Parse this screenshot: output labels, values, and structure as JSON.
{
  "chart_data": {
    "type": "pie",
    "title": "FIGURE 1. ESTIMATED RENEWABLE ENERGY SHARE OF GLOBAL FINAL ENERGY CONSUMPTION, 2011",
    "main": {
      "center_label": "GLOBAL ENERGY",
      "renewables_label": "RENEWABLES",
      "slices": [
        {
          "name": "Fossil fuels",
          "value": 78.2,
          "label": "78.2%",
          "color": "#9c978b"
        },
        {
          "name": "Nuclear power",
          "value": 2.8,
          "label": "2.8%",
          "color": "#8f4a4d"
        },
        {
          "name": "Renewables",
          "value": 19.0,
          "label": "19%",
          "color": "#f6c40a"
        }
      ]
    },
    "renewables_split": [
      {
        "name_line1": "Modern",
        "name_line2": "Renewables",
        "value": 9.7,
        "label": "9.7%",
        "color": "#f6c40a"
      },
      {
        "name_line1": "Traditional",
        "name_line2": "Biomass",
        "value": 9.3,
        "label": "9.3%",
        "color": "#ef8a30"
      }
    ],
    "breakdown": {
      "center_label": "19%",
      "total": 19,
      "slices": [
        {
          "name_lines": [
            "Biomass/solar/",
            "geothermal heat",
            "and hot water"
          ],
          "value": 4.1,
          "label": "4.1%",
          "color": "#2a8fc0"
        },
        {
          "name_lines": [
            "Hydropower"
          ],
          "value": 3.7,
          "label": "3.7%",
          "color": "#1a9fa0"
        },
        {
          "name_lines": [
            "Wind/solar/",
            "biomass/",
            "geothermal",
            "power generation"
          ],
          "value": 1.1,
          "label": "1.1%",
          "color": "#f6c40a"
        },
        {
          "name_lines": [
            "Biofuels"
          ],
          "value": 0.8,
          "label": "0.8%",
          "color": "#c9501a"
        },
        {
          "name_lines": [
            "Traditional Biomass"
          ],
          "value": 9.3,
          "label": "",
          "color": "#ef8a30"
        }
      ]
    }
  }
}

_ _ _ _

## Task details
Look through the entries above. Extract each line with the word "ENERGY".

## Solved problem
    "title": "FIGURE 1. ESTIMATED RENEWABLE ENERGY SHARE OF GLOBAL FINAL ENERGY CONSUMPTION, 2011",
      "center_label": "GLOBAL ENERGY",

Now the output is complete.